## BEGIN SUPPLIED RECORDS

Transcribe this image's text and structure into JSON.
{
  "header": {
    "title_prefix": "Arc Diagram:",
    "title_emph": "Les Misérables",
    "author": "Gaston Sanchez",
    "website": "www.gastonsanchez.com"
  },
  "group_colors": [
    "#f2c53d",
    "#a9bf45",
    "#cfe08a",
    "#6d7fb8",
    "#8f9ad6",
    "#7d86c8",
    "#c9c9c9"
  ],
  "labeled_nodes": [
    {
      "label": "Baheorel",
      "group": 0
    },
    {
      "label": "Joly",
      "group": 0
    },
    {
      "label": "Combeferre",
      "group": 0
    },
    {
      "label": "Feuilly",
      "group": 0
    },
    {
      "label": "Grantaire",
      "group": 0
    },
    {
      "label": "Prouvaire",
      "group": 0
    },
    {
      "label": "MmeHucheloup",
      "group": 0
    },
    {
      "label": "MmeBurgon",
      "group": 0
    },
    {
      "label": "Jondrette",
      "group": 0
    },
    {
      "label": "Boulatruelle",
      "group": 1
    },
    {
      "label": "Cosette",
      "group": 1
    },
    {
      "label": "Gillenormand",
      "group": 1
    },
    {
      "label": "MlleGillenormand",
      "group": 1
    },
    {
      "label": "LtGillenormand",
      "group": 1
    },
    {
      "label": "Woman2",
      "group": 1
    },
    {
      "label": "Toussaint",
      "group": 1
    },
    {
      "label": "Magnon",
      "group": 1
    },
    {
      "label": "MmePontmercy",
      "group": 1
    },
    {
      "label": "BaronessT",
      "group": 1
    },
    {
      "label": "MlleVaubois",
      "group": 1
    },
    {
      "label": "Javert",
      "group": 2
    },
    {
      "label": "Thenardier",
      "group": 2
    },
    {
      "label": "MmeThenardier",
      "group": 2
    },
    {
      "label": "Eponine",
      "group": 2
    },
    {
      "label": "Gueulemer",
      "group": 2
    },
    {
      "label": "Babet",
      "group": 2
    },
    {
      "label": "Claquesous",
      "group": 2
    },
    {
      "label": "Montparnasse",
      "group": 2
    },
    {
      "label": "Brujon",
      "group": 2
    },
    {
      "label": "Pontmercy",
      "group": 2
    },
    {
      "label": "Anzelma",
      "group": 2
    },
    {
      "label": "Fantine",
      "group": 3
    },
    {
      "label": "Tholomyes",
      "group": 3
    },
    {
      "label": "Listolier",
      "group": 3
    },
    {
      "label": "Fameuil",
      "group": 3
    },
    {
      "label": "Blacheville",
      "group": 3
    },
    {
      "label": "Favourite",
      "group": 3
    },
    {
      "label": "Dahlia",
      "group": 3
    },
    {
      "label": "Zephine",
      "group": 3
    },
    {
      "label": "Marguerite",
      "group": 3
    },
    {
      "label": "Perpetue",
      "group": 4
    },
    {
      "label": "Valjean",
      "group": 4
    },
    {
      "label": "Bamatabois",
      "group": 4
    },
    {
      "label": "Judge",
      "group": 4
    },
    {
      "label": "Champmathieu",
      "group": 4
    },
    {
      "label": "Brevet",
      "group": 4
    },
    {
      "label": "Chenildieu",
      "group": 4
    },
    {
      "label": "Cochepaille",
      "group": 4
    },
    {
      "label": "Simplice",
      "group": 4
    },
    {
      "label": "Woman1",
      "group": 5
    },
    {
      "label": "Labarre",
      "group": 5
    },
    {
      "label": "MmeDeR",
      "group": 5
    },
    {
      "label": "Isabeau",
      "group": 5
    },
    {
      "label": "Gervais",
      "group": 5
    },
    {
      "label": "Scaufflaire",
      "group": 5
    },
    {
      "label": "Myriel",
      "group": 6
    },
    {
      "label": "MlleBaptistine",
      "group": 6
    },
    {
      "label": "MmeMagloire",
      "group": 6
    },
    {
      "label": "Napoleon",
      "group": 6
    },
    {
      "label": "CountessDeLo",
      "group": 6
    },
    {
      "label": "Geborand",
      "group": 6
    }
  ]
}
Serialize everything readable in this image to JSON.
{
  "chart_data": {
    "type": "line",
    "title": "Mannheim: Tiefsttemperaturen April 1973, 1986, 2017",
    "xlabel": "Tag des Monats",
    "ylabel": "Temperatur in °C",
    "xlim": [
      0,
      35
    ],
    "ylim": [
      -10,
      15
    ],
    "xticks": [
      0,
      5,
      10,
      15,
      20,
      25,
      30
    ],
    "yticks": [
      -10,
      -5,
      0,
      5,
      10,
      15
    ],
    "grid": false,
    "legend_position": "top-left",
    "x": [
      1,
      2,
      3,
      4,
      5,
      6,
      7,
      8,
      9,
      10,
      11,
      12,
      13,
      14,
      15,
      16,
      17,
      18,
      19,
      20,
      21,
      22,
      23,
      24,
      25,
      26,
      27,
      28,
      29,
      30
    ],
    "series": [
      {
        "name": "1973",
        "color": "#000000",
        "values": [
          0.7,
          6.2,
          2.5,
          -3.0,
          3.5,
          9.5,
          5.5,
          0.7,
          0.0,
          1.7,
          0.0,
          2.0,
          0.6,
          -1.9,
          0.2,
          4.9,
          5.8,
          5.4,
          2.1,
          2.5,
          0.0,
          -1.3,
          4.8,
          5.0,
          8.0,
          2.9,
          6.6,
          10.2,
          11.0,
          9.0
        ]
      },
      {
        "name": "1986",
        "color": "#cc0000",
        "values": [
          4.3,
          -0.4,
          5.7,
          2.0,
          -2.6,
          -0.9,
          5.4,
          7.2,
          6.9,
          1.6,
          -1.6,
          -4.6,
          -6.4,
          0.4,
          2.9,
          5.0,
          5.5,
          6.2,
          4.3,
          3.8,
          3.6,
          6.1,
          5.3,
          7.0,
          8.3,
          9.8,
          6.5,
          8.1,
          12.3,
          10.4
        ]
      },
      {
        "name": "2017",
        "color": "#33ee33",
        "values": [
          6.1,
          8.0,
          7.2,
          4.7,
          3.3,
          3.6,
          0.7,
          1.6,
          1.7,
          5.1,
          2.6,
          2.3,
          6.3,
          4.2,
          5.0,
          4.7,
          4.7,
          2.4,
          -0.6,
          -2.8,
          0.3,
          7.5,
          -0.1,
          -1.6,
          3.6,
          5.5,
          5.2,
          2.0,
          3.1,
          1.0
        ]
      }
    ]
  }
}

## END SUPPLIED RECORDS

**WRITTEN EXERCISE**
Extract each line of the material exactly as it stands.

**COMPLETE ANSWER**
Transcribe this image's text and structure into JSON.
{
  "header": {
    "title_prefix": "Arc Diagram:",
    "title_emph": "Les Misérables",
    "author": "Gaston Sanchez",
    "website": "www.gastonsanchez.com"
  },
  "group_colors": [
    "#f2c53d",
    "#a9bf45",
    "#cfe08a",
    "#6d7fb8",
    "#8f9ad6",
    "#7d86c8",
    "#c9c9c9"
  ],
  "labeled_nodes": [
    {
      "label": "Baheorel",
      "group": 0
    },
    {
      "label": "Joly",
      "group": 0
    },
    {
      "label": "Combeferre",
      "group": 0
    },
    {
      "label": "Feuilly",
      "group": 0
    },
    {
      "label": "Grantaire",
      "group": 0
    },
    {
      "label": "Prouvaire",
      "group": 0
    },
    {
      "label": "MmeHucheloup",
      "group": 0
    },
    {
      "label": "MmeBurgon",
      "group": 0
    },
    {
      "label": "Jondrette",
      "group": 0
    },
    {
      "label": "Boulatruelle",
      "group": 1
    },
    {
      "label": "Cosette",
      "group": 1
    },
    {
      "label": "Gillenormand",
      "group": 1
    },
    {
      "label": "MlleGillenormand",
      "group": 1
    },
    {
      "label": "LtGillenormand",
      "group": 1
    },
    {
      "label": "Woman2",
      "group": 1
    },
    {
      "label": "Toussaint",
      "group": 1
    },
    {
      "label": "Magnon",
      "group": 1
    },
    {
      "label": "MmePontmercy",
      "group": 1
    },
    {
      "label": "BaronessT",
      "group": 1
    },
    {
      "label": "MlleVaubois",
      "group": 1
    },
    {
      "label": "Javert",
      "group": 2
    },
    {
      "label": "Thenardier",
      "group": 2
    },
    {
      "label": "MmeThenardier",
      "group": 2
    },
    {
      "label": "Eponine",
      "group": 2
    },
    {
      "label": "Gueulemer",
      "group": 2
    },
    {
      "label": "Babet",
      "group": 2
    },
    {
      "label": "Claquesous",
      "group": 2
    },
    {
      "label": "Montparnasse",
      "group": 2
    },
    {
      "label": "Brujon",
      "group": 2
    },
    {
      "label": "Pontmercy",
      "group": 2
    },
    {
      "label": "Anzelma",
      "group": 2
    },
    {
      "label": "Fantine",
      "group": 3
    },
    {
      "label": "Tholomyes",
      "group": 3
    },
    {
      "label": "Listolier",
      "group": 3
    },
    {
      "label": "Fameuil",
      "group": 3
    },
    {
      "label": "Blacheville",
      "group": 3
    },
    {
      "label": "Favourite",
      "group": 3
    },
    {
      "label": "Dahlia",
      "group": 3
    },
    {
      "label": "Zephine",
      "group": 3
    },
    {
      "label": "Marguerite",
      "group": 3
    },
    {
      "label": "Perpetue",
      "group": 4
    },
    {
      "label": "Valjean",
      "group": 4
    },
    {
      "label": "Bamatabois",
      "group": 4
    },
    {
      "label": "Judge",
      "group": 4
    },
    {
      "label": "Champmathieu",
      "group": 4
    },
    {
      "label": "Brevet",
      "group": 4
    },
    {
      "label": "Chenildieu",
      "group": 4
    },
    {
      "label": "Cochepaille",
      "group": 4
    },
    {
      "label": "Simplice",
      "group": 4
    },
    {
      "label": "Woman1",
      "group": 5
    },
    {
      "label": "Labarre",
      "group": 5
    },
    {
      "label": "MmeDeR",
      "group": 5
    },
    {
      "label": "Isabeau",
      "group": 5
    },
    {
      "label": "Gervais",
      "group": 5
    },
    {
      "label": "Scaufflaire",
      "group": 5
    },
    {
      "label": "Myriel",
      "group": 6
    },
    {
      "label": "MlleBaptistine",
      "group": 6
    },
    {
      "label": "MmeMagloire",
      "group": 6
    },
    {
      "label": "Napoleon",
      "group": 6
    },
    {
      "label": "CountessDeLo",
      "group": 6
    },
    {
      "label": "Geborand",
      "group": 6
    }
  ]
}
Serialize everything readable in this image to JSON.
{
  "chart_data": {
    "type": "line",
    "title": "Mannheim: Tiefsttemperaturen April 1973, 1986, 2017",
    "xlabel": "Tag des Monats",
    "ylabel": "Temperatur in °C",
    "xlim": [
      0,
      35
    ],
    "ylim": [
      -10,
      15
    ],
    "xticks": [
      0,
      5,
      10,
      15,
      20,
      25,
      30
    ],
    "yticks": [
      -10,
      -5,
      0,
      5,
      10,
      15
    ],
    "grid": false,
    "legend_position": "top-left",
    "x": [
      1,
      2,
      3,
      4,
      5,
      6,
      7,
      8,
      9,
      10,
      11,
      12,
      13,
      14,
      15,
      16,
      17,
      18,
      19,
      20,
      21,
      22,
      23,
      24,
      25,
      26,
      27,
      28,
      29,
      30
    ],
    "series": [
      {
        "name": "1973",
        "color": "#000000",
        "values": [
          0.7,
          6.2,
          2.5,
          -3.0,
          3.5,
          9.5,
          5.5,
          0.7,
          0.0,
          1.7,
          0.0,
          2.0,
          0.6,
          -1.9,
          0.2,
          4.9,
          5.8,
          5.4,
          2.1,
          2.5,
          0.0,
          -1.3,
          4.8,
          5.0,
          8.0,
          2.9,
          6.6,
          10.2,
          11.0,
          9.0
        ]
      },
      {
        "name": "1986",
        "color": "#cc0000",
        "values": [
          4.3,
          -0.4,
          5.7,
          2.0,
          -2.6,
          -0.9,
          5.4,
          7.2,
          6.9,
          1.6,
          -1.6,
          -4.6,
          -6.4,
          0.4,
          2.9,
          5.0,
          5.5,
          6.2,
          4.3,
          3.8,
          3.6,
          6.1,
          5.3,
          7.0,
          8.3,
          9.8,
          6.5,
          8.1,
          12.3,
          10.4
        ]
      },
      {
        "name": "2017",
        "color": "#33ee33",
        "values": [
          6.1,
          8.0,
          7.2,
          4.7,
          3.3,
          3.6,
          0.7,
          1.6,
          1.7,
          5.1,
          2.6,
          2.3,
          6.3,
          4.2,
          5.0,
          4.7,
          4.7,
          2.4,
          -0.6,
          -2.8,
          0.3,
          7.5,
          -0.1,
          -1.6,
          3.6,
          5.5,
          5.2,
          2.0,
          3.1,
          1.0
        ]
      }
    ]
  }
}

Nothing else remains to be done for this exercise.